• Your objective: Scan the data. Collect each line that contains the word "Network".

Entries with figure data:
============

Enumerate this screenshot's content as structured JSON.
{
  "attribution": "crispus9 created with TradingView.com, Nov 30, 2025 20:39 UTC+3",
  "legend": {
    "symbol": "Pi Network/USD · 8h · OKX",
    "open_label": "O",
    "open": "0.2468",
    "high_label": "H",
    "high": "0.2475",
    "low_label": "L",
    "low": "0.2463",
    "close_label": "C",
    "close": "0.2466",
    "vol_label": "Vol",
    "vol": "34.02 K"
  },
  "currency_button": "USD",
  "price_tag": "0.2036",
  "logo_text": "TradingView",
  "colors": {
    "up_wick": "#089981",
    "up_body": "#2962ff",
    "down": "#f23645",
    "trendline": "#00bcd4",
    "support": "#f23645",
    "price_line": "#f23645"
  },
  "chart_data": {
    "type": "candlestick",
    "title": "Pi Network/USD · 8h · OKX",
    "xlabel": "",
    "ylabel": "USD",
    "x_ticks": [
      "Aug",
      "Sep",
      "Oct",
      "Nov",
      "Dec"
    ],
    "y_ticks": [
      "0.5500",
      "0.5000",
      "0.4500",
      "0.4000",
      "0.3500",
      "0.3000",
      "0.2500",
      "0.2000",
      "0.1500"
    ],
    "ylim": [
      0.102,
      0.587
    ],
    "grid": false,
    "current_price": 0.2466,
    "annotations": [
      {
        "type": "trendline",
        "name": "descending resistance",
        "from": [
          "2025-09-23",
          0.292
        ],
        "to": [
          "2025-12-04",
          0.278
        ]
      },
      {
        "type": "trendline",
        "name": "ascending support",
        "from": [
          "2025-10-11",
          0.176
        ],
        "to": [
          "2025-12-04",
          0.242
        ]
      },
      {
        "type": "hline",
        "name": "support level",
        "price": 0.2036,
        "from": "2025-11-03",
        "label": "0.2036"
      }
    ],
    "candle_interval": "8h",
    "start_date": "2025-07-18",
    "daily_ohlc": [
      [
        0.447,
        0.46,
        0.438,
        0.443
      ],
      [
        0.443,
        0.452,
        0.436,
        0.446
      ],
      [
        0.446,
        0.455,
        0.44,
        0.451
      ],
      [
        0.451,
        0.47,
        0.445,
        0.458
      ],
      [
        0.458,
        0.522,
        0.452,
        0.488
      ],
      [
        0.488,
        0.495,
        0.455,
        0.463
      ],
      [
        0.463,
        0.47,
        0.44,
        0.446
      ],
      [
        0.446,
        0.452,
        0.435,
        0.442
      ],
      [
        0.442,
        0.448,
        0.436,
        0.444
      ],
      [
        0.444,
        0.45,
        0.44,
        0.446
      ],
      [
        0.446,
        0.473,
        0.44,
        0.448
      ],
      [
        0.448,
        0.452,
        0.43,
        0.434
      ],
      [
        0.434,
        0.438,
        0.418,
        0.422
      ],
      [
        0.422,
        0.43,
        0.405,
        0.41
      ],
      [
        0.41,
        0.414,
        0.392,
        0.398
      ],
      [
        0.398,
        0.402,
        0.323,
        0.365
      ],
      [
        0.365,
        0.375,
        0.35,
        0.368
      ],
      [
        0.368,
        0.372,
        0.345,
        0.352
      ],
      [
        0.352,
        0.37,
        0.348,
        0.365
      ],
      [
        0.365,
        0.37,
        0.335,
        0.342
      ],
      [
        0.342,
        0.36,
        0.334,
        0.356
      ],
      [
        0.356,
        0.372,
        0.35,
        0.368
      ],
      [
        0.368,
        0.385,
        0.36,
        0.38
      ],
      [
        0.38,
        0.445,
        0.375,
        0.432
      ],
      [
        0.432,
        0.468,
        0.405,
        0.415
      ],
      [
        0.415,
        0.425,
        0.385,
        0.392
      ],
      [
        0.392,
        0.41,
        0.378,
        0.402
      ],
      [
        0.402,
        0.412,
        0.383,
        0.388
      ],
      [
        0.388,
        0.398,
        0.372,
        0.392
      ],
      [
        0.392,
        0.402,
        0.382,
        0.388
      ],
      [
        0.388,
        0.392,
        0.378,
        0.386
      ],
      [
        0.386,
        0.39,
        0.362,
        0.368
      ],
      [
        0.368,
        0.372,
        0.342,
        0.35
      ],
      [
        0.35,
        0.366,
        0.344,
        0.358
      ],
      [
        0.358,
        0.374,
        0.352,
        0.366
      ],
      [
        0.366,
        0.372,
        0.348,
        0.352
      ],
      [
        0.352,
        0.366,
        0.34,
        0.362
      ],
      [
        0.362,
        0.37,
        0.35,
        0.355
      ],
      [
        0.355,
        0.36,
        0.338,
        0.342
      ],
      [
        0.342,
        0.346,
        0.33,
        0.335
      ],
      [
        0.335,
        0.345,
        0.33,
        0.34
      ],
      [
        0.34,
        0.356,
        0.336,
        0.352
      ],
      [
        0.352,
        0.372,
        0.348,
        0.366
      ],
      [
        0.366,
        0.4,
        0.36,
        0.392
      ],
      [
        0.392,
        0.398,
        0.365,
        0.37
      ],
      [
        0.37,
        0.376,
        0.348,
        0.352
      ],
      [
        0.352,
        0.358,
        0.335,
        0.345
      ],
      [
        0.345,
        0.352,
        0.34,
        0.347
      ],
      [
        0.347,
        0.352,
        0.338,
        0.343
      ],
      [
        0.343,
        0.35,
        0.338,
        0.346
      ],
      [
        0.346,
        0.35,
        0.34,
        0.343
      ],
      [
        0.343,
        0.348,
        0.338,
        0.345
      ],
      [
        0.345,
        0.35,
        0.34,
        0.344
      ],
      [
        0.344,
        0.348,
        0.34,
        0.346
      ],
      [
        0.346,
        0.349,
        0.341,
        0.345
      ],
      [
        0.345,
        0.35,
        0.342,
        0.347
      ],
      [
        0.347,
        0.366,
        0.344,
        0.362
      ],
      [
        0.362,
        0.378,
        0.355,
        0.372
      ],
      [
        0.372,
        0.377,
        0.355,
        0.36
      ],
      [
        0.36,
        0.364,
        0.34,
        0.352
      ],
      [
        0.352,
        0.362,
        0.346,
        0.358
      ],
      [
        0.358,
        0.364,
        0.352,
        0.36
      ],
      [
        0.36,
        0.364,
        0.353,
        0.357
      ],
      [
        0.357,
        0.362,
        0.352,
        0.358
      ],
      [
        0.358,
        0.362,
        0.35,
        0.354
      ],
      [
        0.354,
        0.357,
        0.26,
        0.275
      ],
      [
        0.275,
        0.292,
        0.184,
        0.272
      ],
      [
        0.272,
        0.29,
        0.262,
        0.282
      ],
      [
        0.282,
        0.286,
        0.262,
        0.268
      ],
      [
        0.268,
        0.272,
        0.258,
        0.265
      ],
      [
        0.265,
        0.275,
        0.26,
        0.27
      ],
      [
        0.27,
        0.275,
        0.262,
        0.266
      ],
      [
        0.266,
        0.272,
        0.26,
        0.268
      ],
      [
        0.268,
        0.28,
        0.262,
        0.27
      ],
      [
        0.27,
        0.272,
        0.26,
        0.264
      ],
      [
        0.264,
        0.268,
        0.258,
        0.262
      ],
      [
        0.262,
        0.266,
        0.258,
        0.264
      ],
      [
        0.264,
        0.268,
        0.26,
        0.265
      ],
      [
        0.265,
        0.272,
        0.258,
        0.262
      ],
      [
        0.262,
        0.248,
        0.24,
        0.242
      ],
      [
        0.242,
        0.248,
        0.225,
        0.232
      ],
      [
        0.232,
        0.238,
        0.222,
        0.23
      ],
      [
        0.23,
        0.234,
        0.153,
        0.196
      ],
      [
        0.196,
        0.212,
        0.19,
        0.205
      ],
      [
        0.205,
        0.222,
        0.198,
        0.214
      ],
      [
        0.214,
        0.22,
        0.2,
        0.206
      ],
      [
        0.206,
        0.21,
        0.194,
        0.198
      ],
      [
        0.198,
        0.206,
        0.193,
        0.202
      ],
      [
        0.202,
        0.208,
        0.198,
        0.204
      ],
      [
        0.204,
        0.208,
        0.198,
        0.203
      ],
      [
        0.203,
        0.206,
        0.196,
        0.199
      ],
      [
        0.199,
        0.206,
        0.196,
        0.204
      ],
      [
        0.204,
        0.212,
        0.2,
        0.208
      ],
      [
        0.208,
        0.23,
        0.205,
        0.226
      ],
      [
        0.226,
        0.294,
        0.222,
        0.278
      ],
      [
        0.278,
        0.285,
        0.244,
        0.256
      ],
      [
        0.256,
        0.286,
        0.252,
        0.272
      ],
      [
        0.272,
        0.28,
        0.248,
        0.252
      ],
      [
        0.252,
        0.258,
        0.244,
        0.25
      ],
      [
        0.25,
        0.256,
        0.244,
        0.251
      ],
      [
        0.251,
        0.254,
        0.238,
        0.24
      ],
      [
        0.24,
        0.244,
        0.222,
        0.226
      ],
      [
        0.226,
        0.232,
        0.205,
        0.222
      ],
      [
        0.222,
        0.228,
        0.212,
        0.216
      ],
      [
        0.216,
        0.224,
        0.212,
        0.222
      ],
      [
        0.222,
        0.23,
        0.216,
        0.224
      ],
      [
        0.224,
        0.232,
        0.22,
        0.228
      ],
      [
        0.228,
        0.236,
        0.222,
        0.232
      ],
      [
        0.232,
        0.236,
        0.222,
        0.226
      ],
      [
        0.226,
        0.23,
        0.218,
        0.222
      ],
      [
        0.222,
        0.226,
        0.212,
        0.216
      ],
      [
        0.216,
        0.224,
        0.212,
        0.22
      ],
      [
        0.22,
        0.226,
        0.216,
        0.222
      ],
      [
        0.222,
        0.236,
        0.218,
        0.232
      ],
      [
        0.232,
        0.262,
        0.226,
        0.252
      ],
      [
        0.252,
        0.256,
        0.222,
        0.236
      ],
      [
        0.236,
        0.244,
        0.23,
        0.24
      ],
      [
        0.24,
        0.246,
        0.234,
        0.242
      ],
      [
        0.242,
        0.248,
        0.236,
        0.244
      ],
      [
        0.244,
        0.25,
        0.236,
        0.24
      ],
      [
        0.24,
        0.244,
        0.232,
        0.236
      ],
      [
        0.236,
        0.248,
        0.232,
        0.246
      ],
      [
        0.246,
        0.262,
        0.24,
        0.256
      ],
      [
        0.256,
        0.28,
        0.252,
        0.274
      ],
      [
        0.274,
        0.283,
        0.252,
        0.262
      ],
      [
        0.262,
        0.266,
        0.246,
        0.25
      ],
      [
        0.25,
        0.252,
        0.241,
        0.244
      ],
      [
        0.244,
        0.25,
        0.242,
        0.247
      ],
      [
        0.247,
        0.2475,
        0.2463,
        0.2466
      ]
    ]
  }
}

============

• Solution for this task:
    "symbol": "Pi Network/USD · 8h · OKX",
    "title": "Pi Network/USD · 8h · OKX",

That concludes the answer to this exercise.